*Set problem*.
What follows is a block of records; reproduce all of it verbatim.

*Given information*.

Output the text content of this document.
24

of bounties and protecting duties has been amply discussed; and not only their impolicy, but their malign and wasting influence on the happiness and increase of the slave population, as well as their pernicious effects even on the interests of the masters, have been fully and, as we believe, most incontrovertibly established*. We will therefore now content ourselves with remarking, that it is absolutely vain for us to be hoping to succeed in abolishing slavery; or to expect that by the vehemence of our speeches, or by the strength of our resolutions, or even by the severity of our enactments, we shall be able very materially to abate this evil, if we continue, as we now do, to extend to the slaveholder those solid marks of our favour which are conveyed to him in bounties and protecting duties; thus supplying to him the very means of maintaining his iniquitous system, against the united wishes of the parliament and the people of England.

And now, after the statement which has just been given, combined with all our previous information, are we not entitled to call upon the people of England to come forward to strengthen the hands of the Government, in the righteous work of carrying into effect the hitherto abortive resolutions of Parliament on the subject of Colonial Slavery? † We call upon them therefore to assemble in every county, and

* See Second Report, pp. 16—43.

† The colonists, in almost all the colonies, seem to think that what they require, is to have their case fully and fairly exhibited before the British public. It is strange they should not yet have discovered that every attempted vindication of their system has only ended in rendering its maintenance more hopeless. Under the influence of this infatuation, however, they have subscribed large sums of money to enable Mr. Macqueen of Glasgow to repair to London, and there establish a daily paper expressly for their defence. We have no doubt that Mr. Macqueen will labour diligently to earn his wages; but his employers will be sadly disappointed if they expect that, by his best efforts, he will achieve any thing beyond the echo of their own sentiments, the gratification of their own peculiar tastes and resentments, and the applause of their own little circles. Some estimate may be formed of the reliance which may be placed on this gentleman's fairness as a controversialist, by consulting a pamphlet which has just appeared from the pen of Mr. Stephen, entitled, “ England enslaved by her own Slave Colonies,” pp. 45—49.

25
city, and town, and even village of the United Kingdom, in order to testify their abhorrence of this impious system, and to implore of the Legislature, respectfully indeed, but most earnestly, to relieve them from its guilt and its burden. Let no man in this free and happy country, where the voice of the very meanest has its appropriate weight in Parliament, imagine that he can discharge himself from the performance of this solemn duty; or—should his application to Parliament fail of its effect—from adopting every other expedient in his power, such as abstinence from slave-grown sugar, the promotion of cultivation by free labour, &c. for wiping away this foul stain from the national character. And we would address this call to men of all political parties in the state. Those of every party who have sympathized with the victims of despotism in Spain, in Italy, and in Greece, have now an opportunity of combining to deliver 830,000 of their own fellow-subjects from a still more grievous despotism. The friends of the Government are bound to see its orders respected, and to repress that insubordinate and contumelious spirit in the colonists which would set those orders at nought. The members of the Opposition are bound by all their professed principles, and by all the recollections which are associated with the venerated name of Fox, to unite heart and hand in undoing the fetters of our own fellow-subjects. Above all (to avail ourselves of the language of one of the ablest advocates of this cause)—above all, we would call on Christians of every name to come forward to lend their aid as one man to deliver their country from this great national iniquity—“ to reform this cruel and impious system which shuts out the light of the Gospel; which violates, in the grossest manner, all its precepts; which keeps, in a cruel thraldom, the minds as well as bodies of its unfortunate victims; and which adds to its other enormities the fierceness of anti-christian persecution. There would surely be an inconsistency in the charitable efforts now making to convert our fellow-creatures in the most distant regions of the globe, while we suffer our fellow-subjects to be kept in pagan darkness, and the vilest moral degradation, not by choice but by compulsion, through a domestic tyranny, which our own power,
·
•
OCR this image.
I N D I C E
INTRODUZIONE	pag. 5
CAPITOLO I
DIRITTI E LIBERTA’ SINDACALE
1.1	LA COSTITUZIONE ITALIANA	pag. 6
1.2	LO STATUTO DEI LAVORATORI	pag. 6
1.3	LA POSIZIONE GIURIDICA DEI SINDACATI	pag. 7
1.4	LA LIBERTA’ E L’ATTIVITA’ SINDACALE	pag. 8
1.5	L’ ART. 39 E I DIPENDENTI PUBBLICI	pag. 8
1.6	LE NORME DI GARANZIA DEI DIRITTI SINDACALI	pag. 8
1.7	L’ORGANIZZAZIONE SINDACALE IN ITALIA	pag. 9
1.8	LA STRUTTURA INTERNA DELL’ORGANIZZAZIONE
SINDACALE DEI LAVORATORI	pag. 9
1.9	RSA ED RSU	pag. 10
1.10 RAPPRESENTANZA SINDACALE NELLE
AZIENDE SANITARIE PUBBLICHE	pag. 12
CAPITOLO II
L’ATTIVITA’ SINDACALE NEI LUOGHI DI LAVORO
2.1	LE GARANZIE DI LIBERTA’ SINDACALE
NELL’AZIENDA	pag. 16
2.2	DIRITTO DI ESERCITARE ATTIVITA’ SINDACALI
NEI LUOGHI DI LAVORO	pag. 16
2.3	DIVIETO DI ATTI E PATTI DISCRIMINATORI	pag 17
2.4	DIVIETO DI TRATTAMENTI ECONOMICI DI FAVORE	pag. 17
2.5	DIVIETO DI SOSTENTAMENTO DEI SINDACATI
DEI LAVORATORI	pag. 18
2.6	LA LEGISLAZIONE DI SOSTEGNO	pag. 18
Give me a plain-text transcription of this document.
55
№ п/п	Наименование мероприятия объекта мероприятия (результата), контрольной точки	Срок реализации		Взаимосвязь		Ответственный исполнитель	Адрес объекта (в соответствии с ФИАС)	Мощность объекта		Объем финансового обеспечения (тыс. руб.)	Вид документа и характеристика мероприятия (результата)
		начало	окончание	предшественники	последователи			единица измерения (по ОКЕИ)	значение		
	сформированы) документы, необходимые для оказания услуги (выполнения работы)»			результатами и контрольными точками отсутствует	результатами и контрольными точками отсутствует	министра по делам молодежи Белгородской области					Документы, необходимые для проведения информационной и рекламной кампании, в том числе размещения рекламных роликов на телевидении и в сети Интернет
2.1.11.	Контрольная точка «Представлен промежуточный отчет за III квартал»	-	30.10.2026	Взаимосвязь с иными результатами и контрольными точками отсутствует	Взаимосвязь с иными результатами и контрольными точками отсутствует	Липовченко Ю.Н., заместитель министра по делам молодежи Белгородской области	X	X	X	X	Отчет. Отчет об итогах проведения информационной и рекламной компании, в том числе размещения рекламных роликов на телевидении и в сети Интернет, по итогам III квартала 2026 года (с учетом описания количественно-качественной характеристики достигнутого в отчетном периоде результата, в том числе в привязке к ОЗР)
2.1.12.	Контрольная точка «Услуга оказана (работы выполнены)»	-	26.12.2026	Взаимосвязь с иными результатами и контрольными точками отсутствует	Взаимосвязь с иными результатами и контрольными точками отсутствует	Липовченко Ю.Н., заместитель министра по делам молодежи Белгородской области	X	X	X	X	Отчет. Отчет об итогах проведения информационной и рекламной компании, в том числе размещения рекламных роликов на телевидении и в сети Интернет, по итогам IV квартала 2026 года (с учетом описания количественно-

*Exercise response*.
Output the text content of this document.
24

of bounties and protecting duties has been amply discussed; and not only their impolicy, but their malign and wasting influence on the happiness and increase of the slave population, as well as their pernicious effects even on the interests of the masters, have been fully and, as we believe, most incontrovertibly established*. We will therefore now content ourselves with remarking, that it is absolutely vain for us to be hoping to succeed in abolishing slavery; or to expect that by the vehemence of our speeches, or by the strength of our resolutions, or even by the severity of our enactments, we shall be able very materially to abate this evil, if we continue, as we now do, to extend to the slaveholder those solid marks of our favour which are conveyed to him in bounties and protecting duties; thus supplying to him the very means of maintaining his iniquitous system, against the united wishes of the parliament and the people of England.

And now, after the statement which has just been given, combined with all our previous information, are we not entitled to call upon the people of England to come forward to strengthen the hands of the Government, in the righteous work of carrying into effect the hitherto abortive resolutions of Parliament on the subject of Colonial Slavery? † We call upon them therefore to assemble in every county, and

* See Second Report, pp. 16—43.

† The colonists, in almost all the colonies, seem to think that what they require, is to have their case fully and fairly exhibited before the British public. It is strange they should not yet have discovered that every attempted vindication of their system has only ended in rendering its maintenance more hopeless. Under the influence of this infatuation, however, they have subscribed large sums of money to enable Mr. Macqueen of Glasgow to repair to London, and there establish a daily paper expressly for their defence. We have no doubt that Mr. Macqueen will labour diligently to earn his wages; but his employers will be sadly disappointed if they expect that, by his best efforts, he will achieve any thing beyond the echo of their own sentiments, the gratification of their own peculiar tastes and resentments, and the applause of their own little circles. Some estimate may be formed of the reliance which may be placed on this gentleman's fairness as a controversialist, by consulting a pamphlet which has just appeared from the pen of Mr. Stephen, entitled, “ England enslaved by her own Slave Colonies,” pp. 45—49.

25
city, and town, and even village of the United Kingdom, in order to testify their abhorrence of this impious system, and to implore of the Legislature, respectfully indeed, but most earnestly, to relieve them from its guilt and its burden. Let no man in this free and happy country, where the voice of the very meanest has its appropriate weight in Parliament, imagine that he can discharge himself from the performance of this solemn duty; or—should his application to Parliament fail of its effect—from adopting every other expedient in his power, such as abstinence from slave-grown sugar, the promotion of cultivation by free labour, &c. for wiping away this foul stain from the national character. And we would address this call to men of all political parties in the state. Those of every party who have sympathized with the victims of despotism in Spain, in Italy, and in Greece, have now an opportunity of combining to deliver 830,000 of their own fellow-subjects from a still more grievous despotism. The friends of the Government are bound to see its orders respected, and to repress that insubordinate and contumelious spirit in the colonists which would set those orders at nought. The members of the Opposition are bound by all their professed principles, and by all the recollections which are associated with the venerated name of Fox, to unite heart and hand in undoing the fetters of our own fellow-subjects. Above all (to avail ourselves of the language of one of the ablest advocates of this cause)—above all, we would call on Christians of every name to come forward to lend their aid as one man to deliver their country from this great national iniquity—“ to reform this cruel and impious system which shuts out the light of the Gospel; which violates, in the grossest manner, all its precepts; which keeps, in a cruel thraldom, the minds as well as bodies of its unfortunate victims; and which adds to its other enormities the fierceness of anti-christian persecution. There would surely be an inconsistency in the charitable efforts now making to convert our fellow-creatures in the most distant regions of the globe, while we suffer our fellow-subjects to be kept in pagan darkness, and the vilest moral degradation, not by choice but by compulsion, through a domestic tyranny, which our own power,
·
•
OCR this image.
I N D I C E
INTRODUZIONE	pag. 5
CAPITOLO I
DIRITTI E LIBERTA’ SINDACALE
1.1	LA COSTITUZIONE ITALIANA	pag. 6
1.2	LO STATUTO DEI LAVORATORI	pag. 6
1.3	LA POSIZIONE GIURIDICA DEI SINDACATI	pag. 7
1.4	LA LIBERTA’ E L’ATTIVITA’ SINDACALE	pag. 8
1.5	L’ ART. 39 E I DIPENDENTI PUBBLICI	pag. 8
1.6	LE NORME DI GARANZIA DEI DIRITTI SINDACALI	pag. 8
1.7	L’ORGANIZZAZIONE SINDACALE IN ITALIA	pag. 9
1.8	LA STRUTTURA INTERNA DELL’ORGANIZZAZIONE
SINDACALE DEI LAVORATORI	pag. 9
1.9	RSA ED RSU	pag. 10
1.10 RAPPRESENTANZA SINDACALE NELLE
AZIENDE SANITARIE PUBBLICHE	pag. 12
CAPITOLO II
L’ATTIVITA’ SINDACALE NEI LUOGHI DI LAVORO
2.1	LE GARANZIE DI LIBERTA’ SINDACALE
NELL’AZIENDA	pag. 16
2.2	DIRITTO DI ESERCITARE ATTIVITA’ SINDACALI
NEI LUOGHI DI LAVORO	pag. 16
2.3	DIVIETO DI ATTI E PATTI DISCRIMINATORI	pag 17
2.4	DIVIETO DI TRATTAMENTI ECONOMICI DI FAVORE	pag. 17
2.5	DIVIETO DI SOSTENTAMENTO DEI SINDACATI
DEI LAVORATORI	pag. 18
2.6	LA LEGISLAZIONE DI SOSTEGNO	pag. 18
Give me a plain-text transcription of this document.
55
№ п/п	Наименование мероприятия объекта мероприятия (результата), контрольной точки	Срок реализации		Взаимосвязь		Ответственный исполнитель	Адрес объекта (в соответствии с ФИАС)	Мощность объекта		Объем финансового обеспечения (тыс. руб.)	Вид документа и характеристика мероприятия (результата)
		начало	окончание	предшественники	последователи			единица измерения (по ОКЕИ)	значение		
	сформированы) документы, необходимые для оказания услуги (выполнения работы)»			результатами и контрольными точками отсутствует	результатами и контрольными точками отсутствует	министра по делам молодежи Белгородской области					Документы, необходимые для проведения информационной и рекламной кампании, в том числе размещения рекламных роликов на телевидении и в сети Интернет
2.1.11.	Контрольная точка «Представлен промежуточный отчет за III квартал»	-	30.10.2026	Взаимосвязь с иными результатами и контрольными точками отсутствует	Взаимосвязь с иными результатами и контрольными точками отсутствует	Липовченко Ю.Н., заместитель министра по делам молодежи Белгородской области	X	X	X	X	Отчет. Отчет об итогах проведения информационной и рекламной компании, в том числе размещения рекламных роликов на телевидении и в сети Интернет, по итогам III квартала 2026 года (с учетом описания количественно-качественной характеристики достигнутого в отчетном периоде результата, в том числе в привязке к ОЗР)
2.1.12.	Контрольная точка «Услуга оказана (работы выполнены)»	-	26.12.2026	Взаимосвязь с иными результатами и контрольными точками отсутствует	Взаимосвязь с иными результатами и контрольными точками отсутствует	Липовченко Ю.Н., заместитель министра по делам молодежи Белгородской области	X	X	X	X	Отчет. Отчет об итогах проведения информационной и рекламной компании, в том числе размещения рекламных роликов на телевидении и в сети Интернет, по итогам IV квартала 2026 года (с учетом описания количественно-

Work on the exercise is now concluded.